RECORDS FOR THE EXERCISE ▸
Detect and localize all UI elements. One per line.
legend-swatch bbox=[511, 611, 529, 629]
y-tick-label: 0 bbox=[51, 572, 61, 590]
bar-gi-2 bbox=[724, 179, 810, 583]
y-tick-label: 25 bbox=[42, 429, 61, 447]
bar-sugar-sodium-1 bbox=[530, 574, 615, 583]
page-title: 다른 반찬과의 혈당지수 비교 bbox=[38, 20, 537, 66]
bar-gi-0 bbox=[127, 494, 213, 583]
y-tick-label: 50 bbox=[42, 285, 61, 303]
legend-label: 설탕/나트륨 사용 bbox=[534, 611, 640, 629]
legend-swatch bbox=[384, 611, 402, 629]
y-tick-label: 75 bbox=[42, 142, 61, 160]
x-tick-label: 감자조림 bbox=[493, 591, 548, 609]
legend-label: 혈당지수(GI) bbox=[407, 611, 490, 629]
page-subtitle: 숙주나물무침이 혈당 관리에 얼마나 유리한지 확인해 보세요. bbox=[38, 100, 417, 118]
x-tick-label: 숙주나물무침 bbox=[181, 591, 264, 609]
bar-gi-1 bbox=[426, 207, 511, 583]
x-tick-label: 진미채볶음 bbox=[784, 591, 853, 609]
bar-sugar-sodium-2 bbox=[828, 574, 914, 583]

WHAT YOU SHOULD DO ▸
Rewrite every one of the items above, substituting "y-axis-label" for "y-tick-label" wherever it appears and leaving all other text unchanged.

EXPECTED ANSWER ▸
Detect and localize all UI elements. One per line.
legend-swatch bbox=[511, 611, 529, 629]
y-axis-label: 0 bbox=[51, 572, 61, 590]
bar-gi-2 bbox=[724, 179, 810, 583]
y-axis-label: 25 bbox=[42, 429, 61, 447]
bar-sugar-sodium-1 bbox=[530, 574, 615, 583]
page-title: 다른 반찬과의 혈당지수 비교 bbox=[38, 20, 537, 66]
bar-gi-0 bbox=[127, 494, 213, 583]
y-axis-label: 50 bbox=[42, 285, 61, 303]
legend-label: 설탕/나트륨 사용 bbox=[534, 611, 640, 629]
legend-swatch bbox=[384, 611, 402, 629]
y-axis-label: 75 bbox=[42, 142, 61, 160]
x-tick-label: 감자조림 bbox=[493, 591, 548, 609]
legend-label: 혈당지수(GI) bbox=[407, 611, 490, 629]
page-subtitle: 숙주나물무침이 혈당 관리에 얼마나 유리한지 확인해 보세요. bbox=[38, 100, 417, 118]
x-tick-label: 숙주나물무침 bbox=[181, 591, 264, 609]
bar-gi-1 bbox=[426, 207, 511, 583]
x-tick-label: 진미채볶음 bbox=[784, 591, 853, 609]
bar-sugar-sodium-2 bbox=[828, 574, 914, 583]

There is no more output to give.